PAGE EXCERPT »
Yes. Declarations are selective by design. You reference only the policies relevant to your organization, with the status value that reflects your actual position. There is no requirement to address all 16 policies. A declaration referencing a single policy is valid.
See CONTRIBUTING.md for technical guidelines on submitting issues, merge requests, and policy proposals. The GOVERNANCE.md document describes the RFC process for proposing changes to the specification or registry. The repository is hosted at gitlab.com/aipolicy/web-standard.
The risk is real -- and it applies to every self-declared standard. A company can set all 16 policies to required without implementing a single one. Section 11 of the specification explicitly acknowledges this. But the mechanism does not depend on individual honesty. It depends on scale.

DIRECTIONS »
(A) Transcribe the policy declaration excerpt from "See CONTRIBUTING.md for" up to and including "hosted at gitlab.com/aipolicy/web-standard.".
(B) According to the policy declaration excerpt, which document describes the RFC process for proposing changes to the specification or registry?
The listing has no connection to the policy declaration excerpt.

(Bounding box prediction data)
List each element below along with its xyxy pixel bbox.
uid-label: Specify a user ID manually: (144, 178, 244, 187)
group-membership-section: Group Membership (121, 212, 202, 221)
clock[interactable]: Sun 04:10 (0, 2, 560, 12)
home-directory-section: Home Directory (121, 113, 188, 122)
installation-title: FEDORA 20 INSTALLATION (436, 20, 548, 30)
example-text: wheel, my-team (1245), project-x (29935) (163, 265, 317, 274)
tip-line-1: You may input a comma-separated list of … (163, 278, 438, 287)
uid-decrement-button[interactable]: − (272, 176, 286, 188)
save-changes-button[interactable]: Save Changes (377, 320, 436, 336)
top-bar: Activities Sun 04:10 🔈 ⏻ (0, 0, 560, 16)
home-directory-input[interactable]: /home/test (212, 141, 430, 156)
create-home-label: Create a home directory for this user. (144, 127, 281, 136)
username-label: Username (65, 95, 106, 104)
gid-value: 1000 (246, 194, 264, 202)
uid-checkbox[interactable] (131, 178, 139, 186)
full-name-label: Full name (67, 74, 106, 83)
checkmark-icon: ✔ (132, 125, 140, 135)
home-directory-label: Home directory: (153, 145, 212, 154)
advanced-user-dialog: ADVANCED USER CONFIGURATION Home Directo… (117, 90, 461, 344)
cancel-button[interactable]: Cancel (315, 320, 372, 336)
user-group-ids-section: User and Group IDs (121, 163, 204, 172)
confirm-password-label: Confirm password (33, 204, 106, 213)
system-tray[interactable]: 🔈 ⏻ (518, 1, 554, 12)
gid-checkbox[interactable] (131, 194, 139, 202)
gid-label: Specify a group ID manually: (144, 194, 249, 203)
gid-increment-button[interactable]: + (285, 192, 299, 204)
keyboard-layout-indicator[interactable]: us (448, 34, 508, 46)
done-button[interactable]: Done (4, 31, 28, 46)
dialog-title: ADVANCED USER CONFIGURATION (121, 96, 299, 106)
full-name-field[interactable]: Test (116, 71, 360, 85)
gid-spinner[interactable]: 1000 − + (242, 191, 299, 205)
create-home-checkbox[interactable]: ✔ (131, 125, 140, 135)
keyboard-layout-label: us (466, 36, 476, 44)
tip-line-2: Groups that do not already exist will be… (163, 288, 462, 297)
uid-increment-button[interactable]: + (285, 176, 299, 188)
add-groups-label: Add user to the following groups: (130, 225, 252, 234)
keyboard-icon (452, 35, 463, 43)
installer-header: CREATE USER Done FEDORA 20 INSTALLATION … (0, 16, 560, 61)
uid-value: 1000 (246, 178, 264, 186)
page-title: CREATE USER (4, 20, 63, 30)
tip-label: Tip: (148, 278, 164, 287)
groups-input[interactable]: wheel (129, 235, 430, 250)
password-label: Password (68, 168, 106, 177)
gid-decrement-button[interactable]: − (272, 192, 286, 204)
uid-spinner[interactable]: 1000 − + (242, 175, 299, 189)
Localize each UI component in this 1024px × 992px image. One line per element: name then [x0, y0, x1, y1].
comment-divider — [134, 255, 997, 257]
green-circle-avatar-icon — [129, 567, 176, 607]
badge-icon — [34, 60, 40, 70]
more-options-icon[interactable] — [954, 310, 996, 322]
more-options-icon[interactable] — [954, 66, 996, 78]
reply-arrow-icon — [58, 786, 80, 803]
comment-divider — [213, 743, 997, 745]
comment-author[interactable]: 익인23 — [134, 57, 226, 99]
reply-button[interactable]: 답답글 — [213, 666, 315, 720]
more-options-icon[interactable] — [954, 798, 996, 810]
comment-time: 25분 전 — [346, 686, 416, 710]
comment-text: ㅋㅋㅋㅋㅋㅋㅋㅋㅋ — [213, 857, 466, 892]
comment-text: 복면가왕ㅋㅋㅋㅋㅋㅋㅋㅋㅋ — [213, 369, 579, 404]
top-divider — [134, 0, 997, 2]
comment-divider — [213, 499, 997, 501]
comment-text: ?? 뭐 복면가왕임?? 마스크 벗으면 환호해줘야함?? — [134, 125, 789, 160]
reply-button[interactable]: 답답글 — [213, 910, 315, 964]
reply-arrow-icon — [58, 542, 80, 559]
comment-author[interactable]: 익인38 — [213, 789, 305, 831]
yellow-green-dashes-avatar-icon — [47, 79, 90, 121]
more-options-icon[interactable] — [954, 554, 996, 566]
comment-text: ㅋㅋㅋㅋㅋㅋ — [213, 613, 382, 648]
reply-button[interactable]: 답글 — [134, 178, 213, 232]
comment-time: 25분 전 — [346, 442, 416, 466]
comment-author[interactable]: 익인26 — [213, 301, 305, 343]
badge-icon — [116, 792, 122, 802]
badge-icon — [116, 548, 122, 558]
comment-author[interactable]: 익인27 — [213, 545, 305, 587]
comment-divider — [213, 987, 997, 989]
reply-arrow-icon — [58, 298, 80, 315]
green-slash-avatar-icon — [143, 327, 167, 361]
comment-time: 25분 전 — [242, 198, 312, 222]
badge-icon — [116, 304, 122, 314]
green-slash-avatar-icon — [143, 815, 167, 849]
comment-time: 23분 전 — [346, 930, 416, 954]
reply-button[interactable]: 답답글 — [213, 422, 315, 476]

SOLUTIONS PER TASK »
(A)
See CONTRIBUTING.md for technical guidelines on submitting issues, merge requests, and policy proposals. The GOVERNANCE.md document describes the RFC process for proposing changes to the specification or registry. The repository is hosted at gitlab.com/aipolicy/web-standard.

(B) GOVERNANCE.md